Data records
— Start —
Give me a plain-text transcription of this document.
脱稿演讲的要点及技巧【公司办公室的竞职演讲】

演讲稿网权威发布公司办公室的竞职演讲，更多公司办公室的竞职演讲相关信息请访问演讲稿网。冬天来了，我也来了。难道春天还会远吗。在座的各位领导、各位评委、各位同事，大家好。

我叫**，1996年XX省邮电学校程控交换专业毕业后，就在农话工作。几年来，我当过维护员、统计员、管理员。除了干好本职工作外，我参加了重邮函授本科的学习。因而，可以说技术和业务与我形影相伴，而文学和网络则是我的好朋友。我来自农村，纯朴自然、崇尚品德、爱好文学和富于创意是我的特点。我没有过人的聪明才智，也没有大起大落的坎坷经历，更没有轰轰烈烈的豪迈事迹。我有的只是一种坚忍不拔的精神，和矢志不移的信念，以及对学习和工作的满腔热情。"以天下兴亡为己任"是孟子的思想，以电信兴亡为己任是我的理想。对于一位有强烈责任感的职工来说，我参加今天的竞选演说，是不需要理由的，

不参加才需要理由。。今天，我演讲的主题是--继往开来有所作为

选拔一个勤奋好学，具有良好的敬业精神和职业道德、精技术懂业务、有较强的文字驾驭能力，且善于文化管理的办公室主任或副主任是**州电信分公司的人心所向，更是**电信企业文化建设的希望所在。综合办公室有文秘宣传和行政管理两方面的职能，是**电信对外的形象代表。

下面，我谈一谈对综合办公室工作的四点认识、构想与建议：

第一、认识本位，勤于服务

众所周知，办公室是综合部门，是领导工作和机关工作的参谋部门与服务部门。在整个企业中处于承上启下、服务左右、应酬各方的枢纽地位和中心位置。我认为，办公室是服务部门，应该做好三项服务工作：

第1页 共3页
— End —
* **TASK TO COMPLETE**: Quote all the records. Keep every word exact.

* **RESULT OF THIS TASK**:
Give me a plain-text transcription of this document.
脱稿演讲的要点及技巧【公司办公室的竞职演讲】

演讲稿网权威发布公司办公室的竞职演讲，更多公司办公室的竞职演讲相关信息请访问演讲稿网。冬天来了，我也来了。难道春天还会远吗。在座的各位领导、各位评委、各位同事，大家好。

我叫**，1996年XX省邮电学校程控交换专业毕业后，就在农话工作。几年来，我当过维护员、统计员、管理员。除了干好本职工作外，我参加了重邮函授本科的学习。因而，可以说技术和业务与我形影相伴，而文学和网络则是我的好朋友。我来自农村，纯朴自然、崇尚品德、爱好文学和富于创意是我的特点。我没有过人的聪明才智，也没有大起大落的坎坷经历，更没有轰轰烈烈的豪迈事迹。我有的只是一种坚忍不拔的精神，和矢志不移的信念，以及对学习和工作的满腔热情。"以天下兴亡为己任"是孟子的思想，以电信兴亡为己任是我的理想。对于一位有强烈责任感的职工来说，我参加今天的竞选演说，是不需要理由的，

不参加才需要理由。。今天，我演讲的主题是--继往开来有所作为

选拔一个勤奋好学，具有良好的敬业精神和职业道德、精技术懂业务、有较强的文字驾驭能力，且善于文化管理的办公室主任或副主任是**州电信分公司的人心所向，更是**电信企业文化建设的希望所在。综合办公室有文秘宣传和行政管理两方面的职能，是**电信对外的形象代表。

下面，我谈一谈对综合办公室工作的四点认识、构想与建议：

第一、认识本位，勤于服务

众所周知，办公室是综合部门，是领导工作和机关工作的参谋部门与服务部门。在整个企业中处于承上启下、服务左右、应酬各方的枢纽地位和中心位置。我认为，办公室是服务部门，应该做好三项服务工作：

第1页 共3页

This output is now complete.